### Short task
In the entries that follow, how many lines contain "lipca"? Answer with the number only.
-*-*-
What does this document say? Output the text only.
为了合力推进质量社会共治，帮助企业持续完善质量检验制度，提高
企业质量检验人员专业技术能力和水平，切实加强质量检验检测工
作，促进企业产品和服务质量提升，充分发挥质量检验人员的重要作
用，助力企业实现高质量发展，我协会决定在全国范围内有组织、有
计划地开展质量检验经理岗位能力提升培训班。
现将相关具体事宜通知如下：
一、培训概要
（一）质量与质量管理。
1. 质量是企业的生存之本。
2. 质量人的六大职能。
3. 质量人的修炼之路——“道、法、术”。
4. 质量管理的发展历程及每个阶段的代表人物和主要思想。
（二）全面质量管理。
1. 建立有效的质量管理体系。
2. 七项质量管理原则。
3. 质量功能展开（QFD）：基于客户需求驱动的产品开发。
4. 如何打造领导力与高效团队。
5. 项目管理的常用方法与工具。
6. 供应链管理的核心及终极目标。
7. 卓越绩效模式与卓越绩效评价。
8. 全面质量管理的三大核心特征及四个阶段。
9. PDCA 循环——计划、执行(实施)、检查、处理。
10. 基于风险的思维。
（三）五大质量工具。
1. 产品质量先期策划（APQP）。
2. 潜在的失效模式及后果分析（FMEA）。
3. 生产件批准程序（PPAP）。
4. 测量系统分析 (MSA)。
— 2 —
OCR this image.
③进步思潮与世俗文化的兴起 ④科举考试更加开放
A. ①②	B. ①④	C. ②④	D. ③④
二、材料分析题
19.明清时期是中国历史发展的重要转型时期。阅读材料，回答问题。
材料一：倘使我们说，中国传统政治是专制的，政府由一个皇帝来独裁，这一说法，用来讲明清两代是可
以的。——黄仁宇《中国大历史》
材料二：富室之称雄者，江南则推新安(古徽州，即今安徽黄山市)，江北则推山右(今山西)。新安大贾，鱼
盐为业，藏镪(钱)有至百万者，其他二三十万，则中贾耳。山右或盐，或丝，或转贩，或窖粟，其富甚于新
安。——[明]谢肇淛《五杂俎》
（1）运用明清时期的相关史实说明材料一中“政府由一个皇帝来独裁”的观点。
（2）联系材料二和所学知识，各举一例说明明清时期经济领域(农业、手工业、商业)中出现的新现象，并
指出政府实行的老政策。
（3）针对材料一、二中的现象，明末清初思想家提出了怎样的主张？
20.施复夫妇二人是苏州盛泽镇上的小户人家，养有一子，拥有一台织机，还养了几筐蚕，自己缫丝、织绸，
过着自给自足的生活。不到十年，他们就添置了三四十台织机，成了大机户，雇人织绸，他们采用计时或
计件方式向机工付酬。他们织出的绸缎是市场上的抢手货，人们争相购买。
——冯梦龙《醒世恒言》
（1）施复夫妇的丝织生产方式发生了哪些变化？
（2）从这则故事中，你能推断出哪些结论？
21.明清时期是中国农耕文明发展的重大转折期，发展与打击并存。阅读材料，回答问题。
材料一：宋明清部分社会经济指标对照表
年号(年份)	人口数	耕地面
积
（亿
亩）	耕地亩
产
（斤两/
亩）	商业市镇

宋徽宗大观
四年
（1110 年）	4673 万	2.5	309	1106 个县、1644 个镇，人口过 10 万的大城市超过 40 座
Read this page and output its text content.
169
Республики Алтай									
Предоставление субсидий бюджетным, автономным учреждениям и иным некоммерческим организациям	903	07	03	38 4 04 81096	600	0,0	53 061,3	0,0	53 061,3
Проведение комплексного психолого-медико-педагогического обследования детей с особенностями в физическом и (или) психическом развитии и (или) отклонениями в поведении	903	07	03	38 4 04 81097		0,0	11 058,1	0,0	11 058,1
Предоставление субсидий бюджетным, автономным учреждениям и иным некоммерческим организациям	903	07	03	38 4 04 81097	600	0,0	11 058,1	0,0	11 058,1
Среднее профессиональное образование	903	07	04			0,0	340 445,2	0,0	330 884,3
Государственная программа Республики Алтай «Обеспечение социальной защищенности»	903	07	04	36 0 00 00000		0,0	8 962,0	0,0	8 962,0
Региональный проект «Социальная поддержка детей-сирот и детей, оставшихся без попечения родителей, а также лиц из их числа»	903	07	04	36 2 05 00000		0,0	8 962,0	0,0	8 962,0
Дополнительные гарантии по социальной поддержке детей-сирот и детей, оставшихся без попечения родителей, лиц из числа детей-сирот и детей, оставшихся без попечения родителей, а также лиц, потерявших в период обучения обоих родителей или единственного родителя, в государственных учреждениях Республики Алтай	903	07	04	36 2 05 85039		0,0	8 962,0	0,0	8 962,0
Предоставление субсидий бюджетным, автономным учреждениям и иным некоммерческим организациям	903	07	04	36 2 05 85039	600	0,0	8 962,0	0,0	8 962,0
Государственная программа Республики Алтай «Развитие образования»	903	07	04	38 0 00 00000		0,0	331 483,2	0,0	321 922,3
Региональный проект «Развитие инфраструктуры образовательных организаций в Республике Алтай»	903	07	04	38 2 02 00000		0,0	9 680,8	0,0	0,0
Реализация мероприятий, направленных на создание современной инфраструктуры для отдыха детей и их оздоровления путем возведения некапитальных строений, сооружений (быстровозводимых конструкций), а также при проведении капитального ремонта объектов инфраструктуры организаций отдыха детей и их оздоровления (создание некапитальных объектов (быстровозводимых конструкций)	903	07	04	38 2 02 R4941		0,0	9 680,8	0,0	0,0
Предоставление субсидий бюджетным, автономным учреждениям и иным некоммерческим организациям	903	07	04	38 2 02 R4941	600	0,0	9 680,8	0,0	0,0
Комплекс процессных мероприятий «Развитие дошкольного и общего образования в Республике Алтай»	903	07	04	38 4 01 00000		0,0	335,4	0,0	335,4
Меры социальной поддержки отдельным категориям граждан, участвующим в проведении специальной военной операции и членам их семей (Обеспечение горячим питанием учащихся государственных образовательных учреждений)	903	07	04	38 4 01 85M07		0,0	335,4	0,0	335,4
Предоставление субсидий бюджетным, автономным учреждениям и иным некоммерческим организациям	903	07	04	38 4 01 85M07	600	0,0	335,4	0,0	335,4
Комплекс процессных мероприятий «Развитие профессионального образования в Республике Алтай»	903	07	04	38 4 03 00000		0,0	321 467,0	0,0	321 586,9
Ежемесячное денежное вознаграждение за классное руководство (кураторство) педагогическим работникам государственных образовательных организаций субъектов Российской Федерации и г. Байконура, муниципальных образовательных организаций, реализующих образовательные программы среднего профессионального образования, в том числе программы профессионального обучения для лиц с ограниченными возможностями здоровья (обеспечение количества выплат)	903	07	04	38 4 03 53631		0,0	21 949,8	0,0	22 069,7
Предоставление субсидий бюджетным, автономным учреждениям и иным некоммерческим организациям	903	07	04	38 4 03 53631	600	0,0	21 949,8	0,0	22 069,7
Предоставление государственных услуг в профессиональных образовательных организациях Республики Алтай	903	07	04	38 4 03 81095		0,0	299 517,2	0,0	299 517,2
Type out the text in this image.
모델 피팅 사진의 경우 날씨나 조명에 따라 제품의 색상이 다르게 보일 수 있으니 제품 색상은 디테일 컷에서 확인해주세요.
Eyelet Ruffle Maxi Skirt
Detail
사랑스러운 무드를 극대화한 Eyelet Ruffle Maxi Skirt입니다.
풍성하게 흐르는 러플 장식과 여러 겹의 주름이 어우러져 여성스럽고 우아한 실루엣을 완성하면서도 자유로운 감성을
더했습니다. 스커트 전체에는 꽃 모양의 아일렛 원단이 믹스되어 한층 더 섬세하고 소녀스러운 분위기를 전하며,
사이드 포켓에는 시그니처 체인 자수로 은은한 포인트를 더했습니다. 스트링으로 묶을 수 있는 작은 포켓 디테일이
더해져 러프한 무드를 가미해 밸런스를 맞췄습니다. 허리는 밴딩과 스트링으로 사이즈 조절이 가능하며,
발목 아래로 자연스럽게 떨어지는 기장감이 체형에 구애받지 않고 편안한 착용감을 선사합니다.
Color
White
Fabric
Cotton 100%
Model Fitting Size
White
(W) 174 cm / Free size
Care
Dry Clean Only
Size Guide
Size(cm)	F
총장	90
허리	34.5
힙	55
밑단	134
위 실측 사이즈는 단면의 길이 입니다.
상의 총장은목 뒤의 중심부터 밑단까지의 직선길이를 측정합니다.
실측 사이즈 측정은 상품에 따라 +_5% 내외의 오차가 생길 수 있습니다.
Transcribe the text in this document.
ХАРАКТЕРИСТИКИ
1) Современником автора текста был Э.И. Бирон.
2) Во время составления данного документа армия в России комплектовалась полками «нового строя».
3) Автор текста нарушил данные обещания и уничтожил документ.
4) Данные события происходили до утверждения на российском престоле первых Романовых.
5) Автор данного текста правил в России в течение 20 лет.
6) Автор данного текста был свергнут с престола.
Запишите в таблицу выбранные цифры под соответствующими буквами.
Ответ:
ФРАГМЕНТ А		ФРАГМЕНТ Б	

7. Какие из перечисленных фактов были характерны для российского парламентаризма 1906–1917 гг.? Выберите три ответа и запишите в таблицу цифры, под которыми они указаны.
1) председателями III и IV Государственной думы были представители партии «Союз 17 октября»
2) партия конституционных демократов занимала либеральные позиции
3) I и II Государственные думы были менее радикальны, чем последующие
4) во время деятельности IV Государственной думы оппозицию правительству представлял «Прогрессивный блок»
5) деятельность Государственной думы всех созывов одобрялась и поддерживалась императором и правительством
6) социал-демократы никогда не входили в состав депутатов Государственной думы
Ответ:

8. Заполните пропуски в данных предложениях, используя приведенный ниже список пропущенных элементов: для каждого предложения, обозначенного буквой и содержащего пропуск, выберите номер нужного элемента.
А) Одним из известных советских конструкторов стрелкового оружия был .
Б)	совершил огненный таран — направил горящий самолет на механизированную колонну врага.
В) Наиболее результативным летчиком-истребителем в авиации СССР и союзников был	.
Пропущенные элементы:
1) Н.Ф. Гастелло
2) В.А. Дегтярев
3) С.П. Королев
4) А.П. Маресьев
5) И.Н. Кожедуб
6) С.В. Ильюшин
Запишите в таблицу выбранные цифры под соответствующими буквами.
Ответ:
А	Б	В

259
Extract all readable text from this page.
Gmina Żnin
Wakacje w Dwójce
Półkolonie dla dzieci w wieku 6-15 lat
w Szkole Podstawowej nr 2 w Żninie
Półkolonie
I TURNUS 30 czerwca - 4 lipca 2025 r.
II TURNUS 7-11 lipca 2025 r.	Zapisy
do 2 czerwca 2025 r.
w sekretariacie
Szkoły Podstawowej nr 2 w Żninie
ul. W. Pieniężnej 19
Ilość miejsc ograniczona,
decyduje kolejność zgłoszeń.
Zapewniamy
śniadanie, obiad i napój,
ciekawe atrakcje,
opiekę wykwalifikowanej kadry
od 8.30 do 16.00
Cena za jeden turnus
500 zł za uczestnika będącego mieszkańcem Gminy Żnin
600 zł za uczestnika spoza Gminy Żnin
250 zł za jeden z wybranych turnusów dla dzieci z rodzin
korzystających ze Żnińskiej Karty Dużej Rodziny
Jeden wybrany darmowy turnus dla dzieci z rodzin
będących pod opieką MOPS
-*-*-
### Solution for this task
2